### What to work on
Copy the lines verbatim, starting at the line that contains "row-description: Уплата прочих" and ending at the line that contains "table-row [85,677,597,701]".

(Data listing)
──────

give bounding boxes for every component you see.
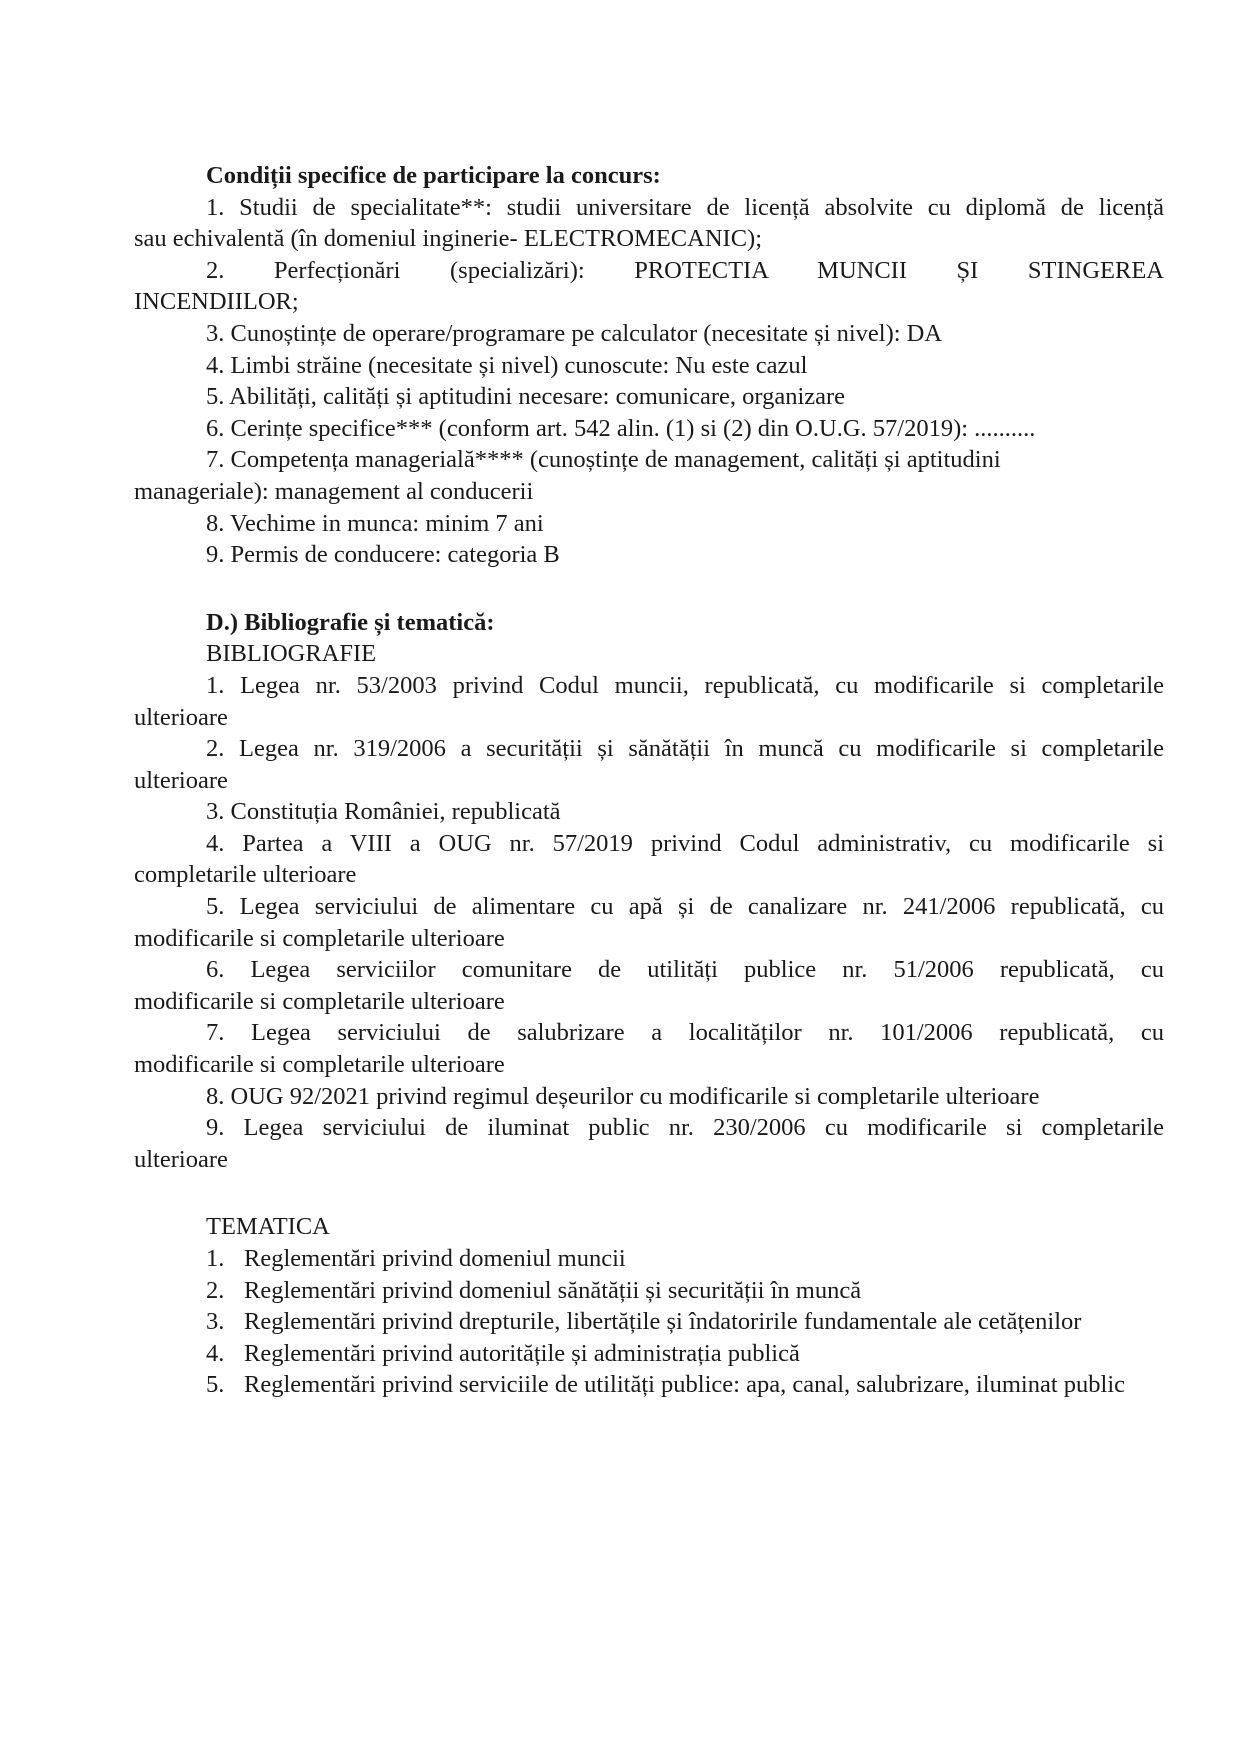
document-body [134, 160, 1164, 1401]
tematica-item [134, 1306, 1164, 1338]
bibliography-subheading: BIBLIOGRAFIE [206, 640, 377, 668]
condition-2-line-1: 2. Perfecționări (specializări): PROTECTIA MUNCII ȘI STINGEREA [206, 256, 1164, 284]
bibliography-item-2-line-2: ulterioare [134, 766, 228, 794]
bibliography-item-5-line-2: modificarile si completarile ulterioare [134, 924, 505, 952]
bibliography-item-9-line-1: 9. Legea serviciului de iluminat public nr. 230/2006 cu modificarile si completarile [206, 1114, 1164, 1142]
tematica-item [134, 1243, 1164, 1275]
tematica-item-text: Reglementări privind drepturile, libertățile și îndatoririle fundamentale ale cetățenilor [244, 1308, 1082, 1336]
bibliography-item-7-line-1: 7. Legea serviciului de salubrizare a localităților nr. 101/2006 republicată, cu [206, 1019, 1164, 1047]
tematica-item-text: Reglementări privind serviciile de utilități publice: apa, canal, salubrizare, iluminat public [244, 1371, 1126, 1399]
tematica-item-number: 2. [206, 1276, 225, 1304]
bibliography-item-1-line-1: 1. Legea nr. 53/2003 privind Codul muncii, republicată, cu modificarile si completarile [206, 671, 1164, 699]
bibliography-item-6-line-1: 6. Legea serviciilor comunitare de utilități publice nr. 51/2006 republicată, cu [206, 956, 1164, 984]
conditions-heading: Condiții specifice de participare la concurs: [206, 162, 661, 189]
bibliography-heading: D.) Bibliografie și tematică: [206, 608, 495, 636]
bibliography-item-4-line-1: 4. Partea a VIII a OUG nr. 57/2019 privind Codul administrativ, cu modificarile si [206, 829, 1164, 857]
tematica-item [134, 1275, 1164, 1307]
condition-4: 4. Limbi străine (necesitate și nivel) cunoscute: Nu este cazul [206, 351, 808, 379]
bibliography-item-2-line-1: 2. Legea nr. 319/2006 a securității și sănătății în muncă cu modificarile si completarile [206, 735, 1164, 763]
bibliography-item-5-line-1: 5. Legea serviciului de alimentare cu apă și de canalizare nr. 241/2006 republicată, cu [206, 893, 1164, 921]
tematica-item-text: Reglementări privind autoritățile și administrația publică [244, 1339, 800, 1367]
tematica-item-number: 5. [206, 1371, 225, 1399]
section-spacer [134, 1175, 1164, 1211]
bibliography-item-7-line-2: modificarile si completarile ulterioare [134, 1051, 505, 1079]
tematica-item [134, 1369, 1164, 1401]
bibliography-item-6-line-2: modificarile si completarile ulterioare [134, 987, 505, 1015]
condition-3: 3. Cunoștințe de operare/programare pe calculator (necesitate și nivel): DA [206, 319, 943, 347]
tematica-item-number: 1. [206, 1245, 225, 1272]
tematica-heading: TEMATICA [206, 1213, 330, 1241]
tematica-item-text: Reglementări privind domeniul muncii [244, 1245, 626, 1272]
condition-6: 6. Cerințe specifice*** (conform art. 542 alin. (1) si (2) din O.U.G. 57/2019): .......... [206, 414, 1036, 442]
bibliography-item-4-line-2: completarile ulterioare [134, 861, 357, 889]
bibliography-item-3: 3. Constituția României, republicată [206, 798, 561, 826]
tematica-item [134, 1338, 1164, 1370]
condition-1-line-2: sau echivalentă (în domeniul inginerie- ELECTROMECANIC); [134, 225, 763, 253]
condition-2-line-2: INCENDIILOR; [134, 288, 299, 316]
section-spacer [134, 571, 1164, 607]
condition-8: 8. Vechime in munca: minim 7 ani [206, 509, 544, 537]
bibliography-item-9-line-2: ulterioare [134, 1145, 228, 1173]
bibliography-item-1-line-2: ulterioare [134, 703, 228, 731]
tematica-item-number: 3. [206, 1308, 225, 1336]
tematica-item-text: Reglementări privind domeniul sănătății și securității în muncă [244, 1276, 862, 1304]
tematica-list [134, 1243, 1164, 1401]
condition-5: 5. Abilități, calități și aptitudini necesare: comunicare, organizare [206, 383, 846, 411]
condition-9: 9. Permis de conducere: categoria B [206, 541, 560, 569]
tematica-item-number: 4. [206, 1339, 225, 1367]
condition-7-line-2: manageriale): management al conducerii [134, 477, 534, 505]
condition-7-line-1: 7. Competența managerială**** (cunoștințe de management, calități și aptitudini [206, 446, 1001, 474]
bibliography-item-8: 8. OUG 92/2021 privind regimul deșeurilor cu modificarile si completarile ulterioare [206, 1082, 1040, 1110]
condition-1-line-1: 1. Studii de specialitate**: studii universitare de licență absolvite cu diplomă de licență [206, 193, 1164, 221]
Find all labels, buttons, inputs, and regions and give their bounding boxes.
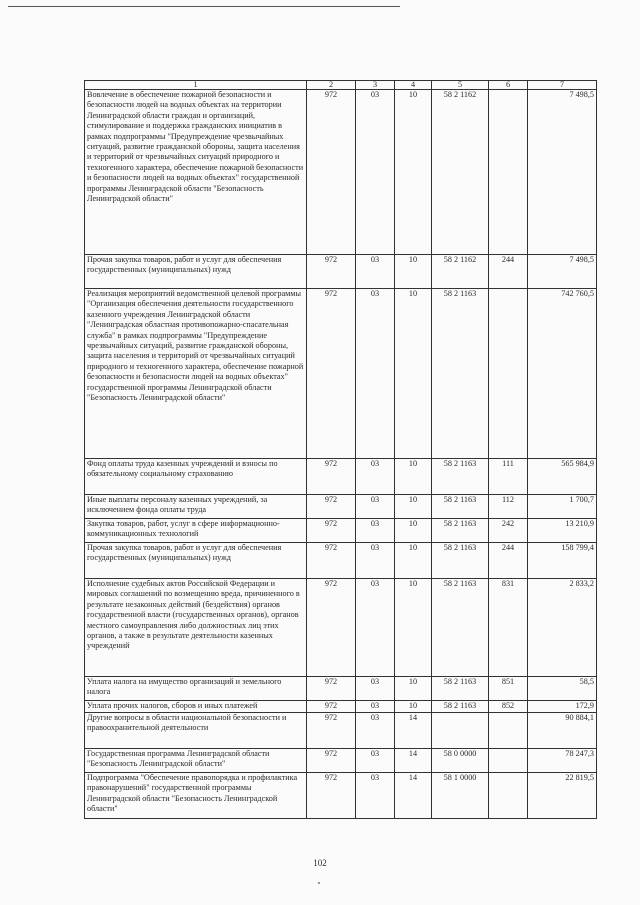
row-description: Уплата прочих налогов, сборов и иных платежей [85,701,307,713]
row-amount: 22 819,5 [528,773,597,819]
row-amount: 172,9 [528,701,597,713]
row-subsection: 10 [395,90,432,255]
row-amount: 565 984,9 [528,459,597,495]
row-grbs: 972 [307,701,356,713]
row-section: 03 [356,495,395,519]
row-description: Другие вопросы в области национальной безопасности и правоохранительной деятельности [85,713,307,749]
row-description: Подпрограмма "Обеспечение правопорядка и профилактика правонарушений" государственной программы Ленинградской области "Безопасность Ленинградской области" [85,773,307,819]
row-subsection: 10 [395,579,432,677]
row-subsection: 10 [395,459,432,495]
table-row [85,677,597,701]
row-target-code: 58 2 1163 [432,459,489,495]
row-description: Государственная программа Ленинградской области "Безопасность Ленинградской области" [85,749,307,773]
row-grbs: 972 [307,90,356,255]
row-description: Иные выплаты персоналу казенных учреждений, за исключением фонда оплаты труда [85,495,307,519]
row-section: 03 [356,90,395,255]
table-row [85,459,597,495]
row-section: 03 [356,289,395,459]
row-target-code: 58 2 1163 [432,677,489,701]
table-row [85,519,597,543]
row-target-code: 58 0 0000 [432,749,489,773]
row-expense-type: 242 [489,519,528,543]
row-expense-type: 244 [489,255,528,289]
row-expense-type [489,749,528,773]
scan-speck [318,882,320,884]
row-subsection: 10 [395,255,432,289]
row-description: Фонд оплаты труда казенных учреждений и взносы по обязательному социальному страхованию [85,459,307,495]
row-grbs: 972 [307,495,356,519]
row-target-code: 58 2 1163 [432,519,489,543]
row-grbs: 972 [307,677,356,701]
row-amount: 7 498,5 [528,255,597,289]
row-subsection: 10 [395,677,432,701]
row-target-code: 58 2 1163 [432,701,489,713]
table-row [85,749,597,773]
row-section: 03 [356,677,395,701]
row-expense-type: 111 [489,459,528,495]
table-row [85,289,597,459]
budget-table [84,80,597,819]
row-target-code: 58 2 1163 [432,543,489,579]
row-expense-type: 831 [489,579,528,677]
table-row [85,495,597,519]
row-target-code: 58 1 0000 [432,773,489,819]
row-target-code: 58 2 1163 [432,289,489,459]
row-expense-type [489,289,528,459]
row-section: 03 [356,749,395,773]
row-grbs: 972 [307,459,356,495]
table-row [85,713,597,749]
row-section: 03 [356,543,395,579]
row-target-code: 58 2 1163 [432,495,489,519]
row-target-code: 58 2 1162 [432,255,489,289]
row-amount: 1 700,7 [528,495,597,519]
row-subsection: 10 [395,519,432,543]
row-amount: 2 833,2 [528,579,597,677]
row-section: 03 [356,773,395,819]
row-description: Исполнение судебных актов Российской Федерации и мировых соглашений по возмещению вреда, причиненного в результате незаконных действий (бездействия) органов государственной власти (государственных органов), органов местного самоуправления либо должностных лиц этих органов, а также в результате деятельности казенных учреждений [85,579,307,677]
row-target-code: 58 2 1162 [432,90,489,255]
row-section: 03 [356,701,395,713]
row-amount: 7 498,5 [528,90,597,255]
row-target-code [432,713,489,749]
table-row [85,90,597,255]
row-description: Прочая закупка товаров, работ и услуг для обеспечения государственных (муниципальных) нужд [85,543,307,579]
header-row [85,81,597,90]
page-number: 102 [313,858,327,868]
row-amount: 13 210,9 [528,519,597,543]
row-expense-type: 112 [489,495,528,519]
row-target-code: 58 2 1163 [432,579,489,677]
row-subsection: 10 [395,495,432,519]
col-header: 6 [489,81,528,90]
col-header: 5 [432,81,489,90]
row-amount: 90 884,1 [528,713,597,749]
row-section: 03 [356,459,395,495]
row-expense-type: 244 [489,543,528,579]
row-expense-type: 852 [489,701,528,713]
table-row [85,579,597,677]
row-expense-type [489,90,528,255]
row-expense-type [489,773,528,819]
row-amount: 58,5 [528,677,597,701]
top-rule [8,6,400,7]
table-row [85,773,597,819]
row-section: 03 [356,713,395,749]
row-description: Прочая закупка товаров, работ и услуг для обеспечения государственных (муниципальных) нужд [85,255,307,289]
row-section: 03 [356,579,395,677]
col-header: 4 [395,81,432,90]
table-row [85,543,597,579]
row-subsection: 10 [395,701,432,713]
row-subsection: 14 [395,773,432,819]
row-subsection: 14 [395,749,432,773]
row-subsection: 14 [395,713,432,749]
row-grbs: 972 [307,519,356,543]
row-subsection: 10 [395,543,432,579]
col-header: 1 [85,81,307,90]
row-grbs: 972 [307,543,356,579]
row-grbs: 972 [307,773,356,819]
row-section: 03 [356,255,395,289]
row-amount: 158 799,4 [528,543,597,579]
row-grbs: 972 [307,713,356,749]
row-amount: 742 760,5 [528,289,597,459]
row-section: 03 [356,519,395,543]
row-grbs: 972 [307,749,356,773]
row-description: Закупка товаров, работ, услуг в сфере информационно-коммуникационных технологий [85,519,307,543]
row-grbs: 972 [307,289,356,459]
row-expense-type: 851 [489,677,528,701]
row-expense-type [489,713,528,749]
col-header: 2 [307,81,356,90]
row-amount: 78 247,3 [528,749,597,773]
row-subsection: 10 [395,289,432,459]
row-description: Реализация мероприятий ведомственной целевой программы "Организация обеспечения деятельности государственного казенного учреждения Ленинградской области "Ленинградская областная противопожарно-спасательная служба" в рамках подпрограммы "Предупреждение чрезвычайных ситуаций, развитие гражданской обороны, защита населения и территорий от чрезвычайных ситуаций природного и техногенного характера, обеспечение пожарной безопасности и безопасности людей на водных объектах" государственной программы Ленинградской области "Безопасность Ленинградской области" [85,289,307,459]
col-header: 3 [356,81,395,90]
row-description: Уплата налога на имущество организаций и земельного налога [85,677,307,701]
table-row [85,255,597,289]
row-description: Вовлечение в обеспечение пожарной безопасности и безопасности людей на водных объектах на территории Ленинградской области граждан и организаций, стимулирование и поддержка гражданских инициатив в рамках подпрограммы "Предупреждение чрезвычайных ситуаций, развитие гражданской обороны, защита населения и территорий от чрезвычайных ситуаций природного и техногенного характера, обеспечение пожарной безопасности и безопасности людей на водных объектах" государственной программы Ленинградской области "Безопасность Ленинградской области" [85,90,307,255]
row-grbs: 972 [307,255,356,289]
row-grbs: 972 [307,579,356,677]
col-header: 7 [528,81,597,90]
table-row [85,701,597,713]
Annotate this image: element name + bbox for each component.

──────

### Reply
row-description: Уплата прочих налогов, сборов и иных платежей [85,701,307,713]
row-amount: 22 819,5 [528,773,597,819]
row-amount: 172,9 [528,701,597,713]
row-subsection: 10 [395,90,432,255]
row-amount: 565 984,9 [528,459,597,495]
row-grbs: 972 [307,701,356,713]
row-section: 03 [356,495,395,519]
row-description: Другие вопросы в области национальной безопасности и правоохранительной деятельности [85,713,307,749]
row-description: Подпрограмма "Обеспечение правопорядка и профилактика правонарушений" государственной программы Ленинградской области "Безопасность Ленинградской области" [85,773,307,819]
row-subsection: 10 [395,579,432,677]
row-subsection: 10 [395,459,432,495]
table-row [85,677,597,701]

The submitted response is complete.